-------- Source passage

For the show’s opening, Helguera and an actor performed an existential play in the big sculptural piece, “Pedro and the Wolf Captain,” that you can watch on video. But you can also climb onto the piece — a trapezoidal optical illusion room that makes you look much larger or smaller than you are — and create your own play. Or at least take pictures. Helguera has even provided an iPad, encouraging visitors to share their experience on social media.
The week the show opened, he collaborated with local dancers, a young musician and actors to perform in one of the theaters adjacent to DiverseWorks. It would have been easy to record it and subject viewers to the reruns on video. Thankfully, Helguera and curator Xandra Eden, the DiverseWorks director, honored the performance’s ephemerality.
Cuban “artivist” Tania Bruguera, one of the first internationally known social practitioners, gave the 2016 Mitchell Artist Lecture last Thursday. She creates work that’s not so easily tamed.
Early in her career, when she was more easily identifiable as a performance artist who also made sensational sculptural objects, Bruguera began to question what it means to “produce” art. Not interested in making objects for collectors to acquire and sell, she felt compelled instead to inspire change in people.
These days, Bruguera rarely has anything physical to show for her politically motivated projects. She has championed undocumented workers, even living with them to understand their issues.
She’s now creating the Hannah Arendt Institute of Artivism, named for the German political theorist who wrote the 1951 book “The Origins of Totalitarianism.” That project will likely get her into trouble, again, with the Cuban government — even though the institute’s first project will deliver humanitarian aid to victims of Hurricane Matthew in eastern Cuba.
Bruguera is pleased that institutions want to share social practice art, but they need to be more flexible about how they present it, she said. “They want to stop the project in time, and these kinds of projects keep growing and changing over years, even after the project is finished.”
San Francisco’s Yerba Buena Center for the Arts is staging a survey of her work next year, and Bruguera insists that it will have “no small photos and videos.” She wants to create a compelling physical environment for the show, but she’s not creating any objects for it. And if you want to see anything happening there, you’ll have to drop by during the hours when her “school” is in session.

----------------
-------- Data excerpts

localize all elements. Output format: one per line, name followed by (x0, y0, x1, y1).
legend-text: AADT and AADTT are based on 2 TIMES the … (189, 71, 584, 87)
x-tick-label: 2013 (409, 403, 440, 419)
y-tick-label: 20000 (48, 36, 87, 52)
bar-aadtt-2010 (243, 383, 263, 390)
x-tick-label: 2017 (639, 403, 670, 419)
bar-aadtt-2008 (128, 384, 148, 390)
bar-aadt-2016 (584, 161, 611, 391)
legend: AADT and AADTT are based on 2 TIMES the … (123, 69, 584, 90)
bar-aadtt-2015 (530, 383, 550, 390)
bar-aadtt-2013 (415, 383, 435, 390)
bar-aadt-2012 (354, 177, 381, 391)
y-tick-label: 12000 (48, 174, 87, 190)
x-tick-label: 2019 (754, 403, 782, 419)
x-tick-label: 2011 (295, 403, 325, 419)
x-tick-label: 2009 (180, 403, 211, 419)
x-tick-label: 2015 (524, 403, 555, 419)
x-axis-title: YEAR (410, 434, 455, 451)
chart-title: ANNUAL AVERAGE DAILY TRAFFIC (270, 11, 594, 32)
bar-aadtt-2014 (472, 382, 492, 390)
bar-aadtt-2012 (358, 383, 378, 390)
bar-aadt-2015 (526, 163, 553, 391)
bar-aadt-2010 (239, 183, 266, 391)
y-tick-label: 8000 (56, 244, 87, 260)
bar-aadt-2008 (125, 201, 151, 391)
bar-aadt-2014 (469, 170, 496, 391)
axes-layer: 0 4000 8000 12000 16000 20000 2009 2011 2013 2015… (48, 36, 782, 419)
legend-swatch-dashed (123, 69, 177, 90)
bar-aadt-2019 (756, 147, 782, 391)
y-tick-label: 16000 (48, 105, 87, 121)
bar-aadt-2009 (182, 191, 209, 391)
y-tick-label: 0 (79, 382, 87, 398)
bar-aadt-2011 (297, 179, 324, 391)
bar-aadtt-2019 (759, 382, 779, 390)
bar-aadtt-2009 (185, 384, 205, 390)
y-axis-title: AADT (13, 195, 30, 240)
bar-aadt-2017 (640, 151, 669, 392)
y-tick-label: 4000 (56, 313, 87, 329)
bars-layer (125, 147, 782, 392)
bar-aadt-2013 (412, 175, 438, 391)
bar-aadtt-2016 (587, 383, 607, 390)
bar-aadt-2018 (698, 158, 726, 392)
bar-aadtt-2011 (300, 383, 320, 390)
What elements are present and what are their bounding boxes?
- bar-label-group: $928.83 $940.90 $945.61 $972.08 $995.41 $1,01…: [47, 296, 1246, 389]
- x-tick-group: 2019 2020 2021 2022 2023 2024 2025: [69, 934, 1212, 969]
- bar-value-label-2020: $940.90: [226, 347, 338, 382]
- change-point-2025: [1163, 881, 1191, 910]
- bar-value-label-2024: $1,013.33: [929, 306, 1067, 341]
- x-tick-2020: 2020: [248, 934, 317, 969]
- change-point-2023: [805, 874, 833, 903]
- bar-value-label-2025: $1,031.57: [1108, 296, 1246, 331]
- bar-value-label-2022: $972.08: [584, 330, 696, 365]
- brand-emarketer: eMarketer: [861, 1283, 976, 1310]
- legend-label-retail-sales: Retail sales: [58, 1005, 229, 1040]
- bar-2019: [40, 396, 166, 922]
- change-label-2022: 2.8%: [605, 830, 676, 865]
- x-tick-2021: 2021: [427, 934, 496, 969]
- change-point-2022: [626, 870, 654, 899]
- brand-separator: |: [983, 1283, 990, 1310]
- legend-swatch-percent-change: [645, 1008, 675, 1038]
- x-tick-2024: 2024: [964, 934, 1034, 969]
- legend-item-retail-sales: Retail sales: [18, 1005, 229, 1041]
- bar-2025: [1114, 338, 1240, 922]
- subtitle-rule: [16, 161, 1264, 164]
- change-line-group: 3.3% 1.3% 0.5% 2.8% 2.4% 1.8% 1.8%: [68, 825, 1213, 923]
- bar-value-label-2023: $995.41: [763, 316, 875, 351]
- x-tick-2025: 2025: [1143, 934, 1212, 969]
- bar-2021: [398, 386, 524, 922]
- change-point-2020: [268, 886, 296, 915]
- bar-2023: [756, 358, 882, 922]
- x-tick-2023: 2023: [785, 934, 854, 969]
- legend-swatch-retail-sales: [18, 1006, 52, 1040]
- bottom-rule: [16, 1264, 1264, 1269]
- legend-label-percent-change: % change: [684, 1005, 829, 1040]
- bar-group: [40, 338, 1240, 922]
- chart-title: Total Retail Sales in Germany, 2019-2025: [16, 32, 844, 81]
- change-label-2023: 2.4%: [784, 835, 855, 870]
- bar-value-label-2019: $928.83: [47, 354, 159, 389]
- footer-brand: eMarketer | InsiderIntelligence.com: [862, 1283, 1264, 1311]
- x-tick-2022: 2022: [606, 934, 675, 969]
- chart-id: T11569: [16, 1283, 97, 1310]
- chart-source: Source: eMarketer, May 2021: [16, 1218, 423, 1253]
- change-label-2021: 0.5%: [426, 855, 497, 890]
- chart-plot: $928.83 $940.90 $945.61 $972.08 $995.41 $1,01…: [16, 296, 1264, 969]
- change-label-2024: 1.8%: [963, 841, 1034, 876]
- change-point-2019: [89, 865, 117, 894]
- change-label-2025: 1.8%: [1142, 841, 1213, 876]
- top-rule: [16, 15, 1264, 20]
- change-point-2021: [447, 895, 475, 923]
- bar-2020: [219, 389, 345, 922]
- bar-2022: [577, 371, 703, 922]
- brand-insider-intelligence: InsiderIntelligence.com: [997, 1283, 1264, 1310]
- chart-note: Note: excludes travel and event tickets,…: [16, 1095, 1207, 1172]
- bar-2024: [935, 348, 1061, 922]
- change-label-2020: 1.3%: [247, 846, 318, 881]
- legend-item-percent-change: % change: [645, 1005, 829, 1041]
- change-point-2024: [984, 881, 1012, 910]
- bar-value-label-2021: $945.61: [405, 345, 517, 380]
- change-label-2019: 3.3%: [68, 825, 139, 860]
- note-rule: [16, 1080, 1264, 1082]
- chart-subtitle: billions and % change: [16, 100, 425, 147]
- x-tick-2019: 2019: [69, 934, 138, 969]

----------------

To do >>
• a. Answer these questions from the article on social practice art:
(i) What does the trapezoidal optical illusion room in "Pedro and the Wolf Captain" do to the people inside it?
(ii) What 1951 book did the namesake of Bruguera's new institute write?
(iii) Which institution is staging a survey of Bruguera's work next year?
• b. Resume the article on social practice art, writing on from its last sentence.

Answers per task >>
• a.
(i) It makes them look much larger or smaller than they are.
(ii) "The Origins of Totalitarianism."
(iii) San Francisco's Yerba Buena Center for the Arts.

• b.
The “exhibition” will be a live event — a 2017 version of the “Behavior Art School” she created in 2003, before universities began offering degrees in social practice. Area students and nonartists will participate in classes there every day.
Bruguera will display thousands of postcards from her “Dignity Has No Nationality” project, a plea to legalize undocumented immigrants around the world as citizens of the Vatican.
“But it’s not going to be shown as an object. It’s going to be shown as proof that it’s real. We’re going to do a box (to hold the postcards). … That’s an object, but I’m not going to sell it,” she said. “The only reason the box will be good is because I want the pope to like it when he receives it.”
Bruguera doesn’t care if people view her work as art.
“I just want them to feel it,” she said. “Art is a device through which we can process things. The aesthetic experience is not in the shape, the color or the experience of the space, but in the emotional effect it has on people, and how can people start learning to behave differently.”
She thinks the world could use a new kind of art space devoted to social practice: “It would be nice to have something different — a gallery that is not about selling, that’s about investing in a project and sustaining it.”
Roberto Tejada, a professor of creative writing and art history at the University of Houston, says museum professionals, too, must find other ways to tell social practice stories in the future.
“Maybe they won’t show anything,” he said. “Maybe we have to stop thinking of the museum as a container and make it a meeting place.”